* _Written task_:
Skip the pictures. Copy all the rest of the records down exactly.

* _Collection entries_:
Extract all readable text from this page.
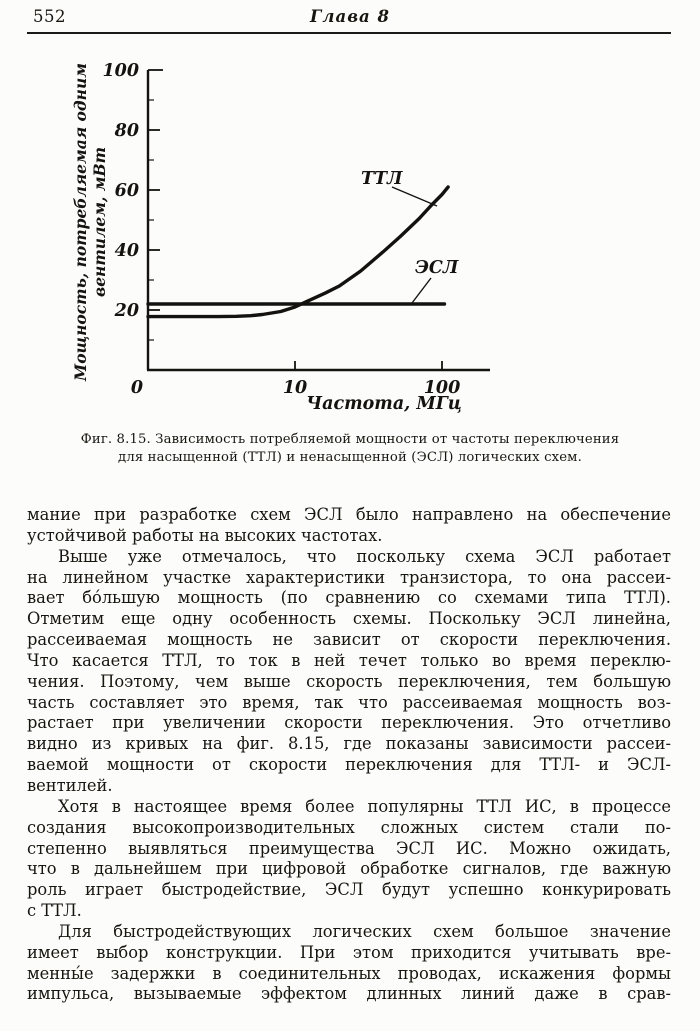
552	Глава 8
20
40
60
80
100
0	10	100
ТТЛ
ЭСЛ
Частота, МГц
Мощность, потребляемая однимвентилем, мВт
Фиг. 8.15. Зависимость потребляемой мощности от частоты переключения
для насыщенной (ТТЛ) и ненасыщенной (ЭСЛ) логических схем.
мание при разработке схем ЭСЛ было направлено на обеспечение
устойчивой работы на высоких частотах.
Выше уже отмечалось, что поскольку схема ЭСЛ работает
на линейном участке характеристики транзистора, то она рассеи-
вает бо́льшую мощность (по сравнению со схемами типа ТТЛ).
Отметим еще одну особенность схемы. Поскольку ЭСЛ линейна,
рассеиваемая мощность не зависит от скорости переключения.
Что касается ТТЛ, то ток в ней течет только во время переклю-
чения. Поэтому, чем выше скорость переключения, тем большую
часть составляет это время, так что рассеиваемая мощность воз-
растает при увеличении скорости переключения. Это отчетливо
видно из кривых на фиг. 8.15, где показаны зависимости рассеи-
ваемой мощности от скорости переключения для ТТЛ- и ЭСЛ-
вентилей.
Хотя в настоящее время более популярны ТТЛ ИС, в процессе
создания высокопроизводительных сложных систем стали по-
степенно выявляться преимущества ЭСЛ ИС. Можно ожидать,
что в дальнейшем при цифровой обработке сигналов, где важную
роль играет быстродействие, ЭСЛ будут успешно конкурировать
с ТТЛ.
Для быстродействующих логических схем большое значение
имеет выбор конструкции. При этом приходится учитывать вре-
менны́е задержки в соединительных проводах, искажения формы
импульса, вызываемые эффектом длинных линий даже в срав-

* _Result below_:
Extract all readable text from this page.
552	Глава 8
20
40
60
80
100
0	10	100
ТТЛ
ЭСЛ
Частота, МГц
Мощность, потребляемая однимвентилем, мВт
Фиг. 8.15. Зависимость потребляемой мощности от частоты переключения
для насыщенной (ТТЛ) и ненасыщенной (ЭСЛ) логических схем.
мание при разработке схем ЭСЛ было направлено на обеспечение
устойчивой работы на высоких частотах.
Выше уже отмечалось, что поскольку схема ЭСЛ работает
на линейном участке характеристики транзистора, то она рассеи-
вает бо́льшую мощность (по сравнению со схемами типа ТТЛ).
Отметим еще одну особенность схемы. Поскольку ЭСЛ линейна,
рассеиваемая мощность не зависит от скорости переключения.
Что касается ТТЛ, то ток в ней течет только во время переклю-
чения. Поэтому, чем выше скорость переключения, тем большую
часть составляет это время, так что рассеиваемая мощность воз-
растает при увеличении скорости переключения. Это отчетливо
видно из кривых на фиг. 8.15, где показаны зависимости рассеи-
ваемой мощности от скорости переключения для ТТЛ- и ЭСЛ-
вентилей.
Хотя в настоящее время более популярны ТТЛ ИС, в процессе
создания высокопроизводительных сложных систем стали по-
степенно выявляться преимущества ЭСЛ ИС. Можно ожидать,
что в дальнейшем при цифровой обработке сигналов, где важную
роль играет быстродействие, ЭСЛ будут успешно конкурировать
с ТТЛ.
Для быстродействующих логических схем большое значение
имеет выбор конструкции. При этом приходится учитывать вре-
менны́е задержки в соединительных проводах, искажения формы
импульса, вызываемые эффектом длинных линий даже в срав-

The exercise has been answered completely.